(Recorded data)

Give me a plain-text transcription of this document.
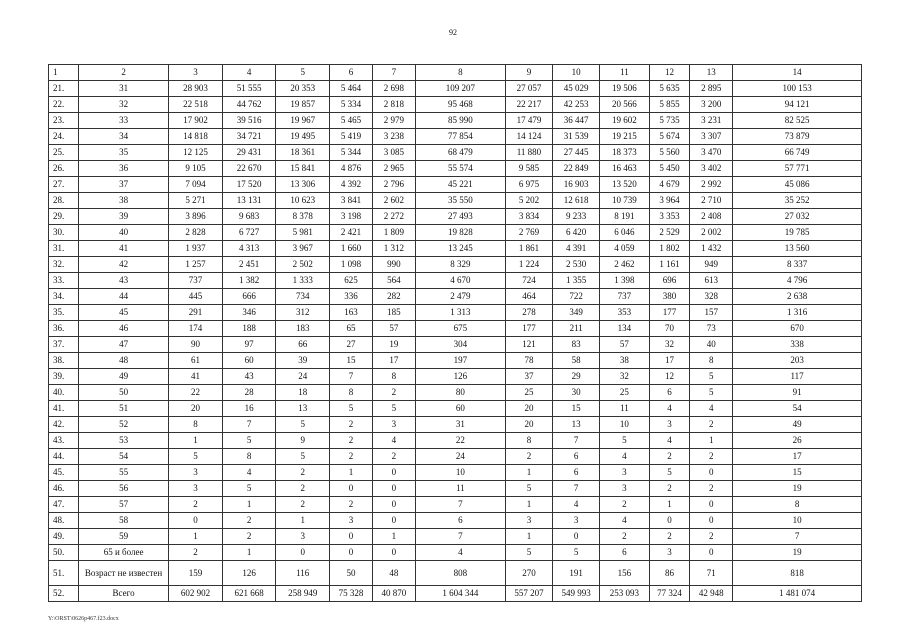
92
1	2	3	4	5	6	7	8	9	10	11	12	13	14
21.	31	28 903	51 555	20 353	5 464	2 698	109 207	27 057	45 029	19 506	5 635	2 895	100 153
22.	32	22 518	44 762	19 857	5 334	2 818	95 468	22 217	42 253	20 566	5 855	3 200	94 121
23.	33	17 902	39 516	19 967	5 465	2 979	85 990	17 479	36 447	19 602	5 735	3 231	82 525
24.	34	14 818	34 721	19 495	5 419	3 238	77 854	14 124	31 539	19 215	5 674	3 307	73 879
25.	35	12 125	29 431	18 361	5 344	3 085	68 479	11 880	27 445	18 373	5 560	3 470	66 749
26.	36	9 105	22 670	15 841	4 876	2 965	55 574	9 585	22 849	16 463	5 450	3 402	57 771
27.	37	7 094	17 520	13 306	4 392	2 796	45 221	6 975	16 903	13 520	4 679	2 992	45 086
28.	38	5 271	13 131	10 623	3 841	2 602	35 550	5 202	12 618	10 739	3 964	2 710	35 252
29.	39	3 896	9 683	8 378	3 198	2 272	27 493	3 834	9 233	8 191	3 353	2 408	27 032
30.	40	2 828	6 727	5 981	2 421	1 809	19 828	2 769	6 420	6 046	2 529	2 002	19 785
31.	41	1 937	4 313	3 967	1 660	1 312	13 245	1 861	4 391	4 059	1 802	1 432	13 560
32.	42	1 257	2 451	2 502	1 098	990	8 329	1 224	2 530	2 462	1 161	949	8 337
33.	43	737	1 382	1 333	625	564	4 670	724	1 355	1 398	696	613	4 796
34.	44	445	666	734	336	282	2 479	464	722	737	380	328	2 638
35.	45	291	346	312	163	185	1 313	278	349	353	177	157	1 316
36.	46	174	188	183	65	57	675	177	211	134	70	73	670
37.	47	90	97	66	27	19	304	121	83	57	32	40	338
38.	48	61	60	39	15	17	197	78	58	38	17	8	203
39.	49	41	43	24	7	8	126	37	29	32	12	5	117
40.	50	22	28	18	8	2	80	25	30	25	6	5	91
41.	51	20	16	13	5	5	60	20	15	11	4	4	54
42.	52	8	7	5	2	3	31	20	13	10	3	2	49
43.	53	1	5	9	2	4	22	8	7	5	4	1	26
44.	54	5	8	5	2	2	24	2	6	4	2	2	17
45.	55	3	4	2	1	0	10	1	6	3	5	0	15
46.	56	3	5	2	0	0	11	5	7	3	2	2	19
47.	57	2	1	2	2	0	7	1	4	2	1	0	8
48.	58	0	2	1	3	0	6	3	3	4	0	0	10
49.	59	1	2	3	0	1	7	1	0	2	2	2	7
50.	65 и более	2	1	0	0	0	4	5	5	6	3	0	19
51.	Возраст не известен	159	126	116	50	48	808	270	191	156	86	71	818
52.	Всего	602 902	621 668	258 949	75 328	40 870	1 604 344	557 207	549 993	253 093	77 324	42 948	1 481 074
Y:\ORST\0626p467.f23.docx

* [WHAT THE TASK ASKS]
All of the data above should be transcribed verbatim, with pictures omitted.

* [EXERCISE ANSWER]
Give me a plain-text transcription of this document.
92
1	2	3	4	5	6	7	8	9	10	11	12	13	14
21.	31	28 903	51 555	20 353	5 464	2 698	109 207	27 057	45 029	19 506	5 635	2 895	100 153
22.	32	22 518	44 762	19 857	5 334	2 818	95 468	22 217	42 253	20 566	5 855	3 200	94 121
23.	33	17 902	39 516	19 967	5 465	2 979	85 990	17 479	36 447	19 602	5 735	3 231	82 525
24.	34	14 818	34 721	19 495	5 419	3 238	77 854	14 124	31 539	19 215	5 674	3 307	73 879
25.	35	12 125	29 431	18 361	5 344	3 085	68 479	11 880	27 445	18 373	5 560	3 470	66 749
26.	36	9 105	22 670	15 841	4 876	2 965	55 574	9 585	22 849	16 463	5 450	3 402	57 771
27.	37	7 094	17 520	13 306	4 392	2 796	45 221	6 975	16 903	13 520	4 679	2 992	45 086
28.	38	5 271	13 131	10 623	3 841	2 602	35 550	5 202	12 618	10 739	3 964	2 710	35 252
29.	39	3 896	9 683	8 378	3 198	2 272	27 493	3 834	9 233	8 191	3 353	2 408	27 032
30.	40	2 828	6 727	5 981	2 421	1 809	19 828	2 769	6 420	6 046	2 529	2 002	19 785
31.	41	1 937	4 313	3 967	1 660	1 312	13 245	1 861	4 391	4 059	1 802	1 432	13 560
32.	42	1 257	2 451	2 502	1 098	990	8 329	1 224	2 530	2 462	1 161	949	8 337
33.	43	737	1 382	1 333	625	564	4 670	724	1 355	1 398	696	613	4 796
34.	44	445	666	734	336	282	2 479	464	722	737	380	328	2 638
35.	45	291	346	312	163	185	1 313	278	349	353	177	157	1 316
36.	46	174	188	183	65	57	675	177	211	134	70	73	670
37.	47	90	97	66	27	19	304	121	83	57	32	40	338
38.	48	61	60	39	15	17	197	78	58	38	17	8	203
39.	49	41	43	24	7	8	126	37	29	32	12	5	117
40.	50	22	28	18	8	2	80	25	30	25	6	5	91
41.	51	20	16	13	5	5	60	20	15	11	4	4	54
42.	52	8	7	5	2	3	31	20	13	10	3	2	49
43.	53	1	5	9	2	4	22	8	7	5	4	1	26
44.	54	5	8	5	2	2	24	2	6	4	2	2	17
45.	55	3	4	2	1	0	10	1	6	3	5	0	15
46.	56	3	5	2	0	0	11	5	7	3	2	2	19
47.	57	2	1	2	2	0	7	1	4	2	1	0	8
48.	58	0	2	1	3	0	6	3	3	4	0	0	10
49.	59	1	2	3	0	1	7	1	0	2	2	2	7
50.	65 и более	2	1	0	0	0	4	5	5	6	3	0	19
51.	Возраст не известен	159	126	116	50	48	808	270	191	156	86	71	818
52.	Всего	602 902	621 668	258 949	75 328	40 870	1 604 344	557 207	549 993	253 093	77 324	42 948	1 481 074
Y:\ORST\0626p467.f23.docx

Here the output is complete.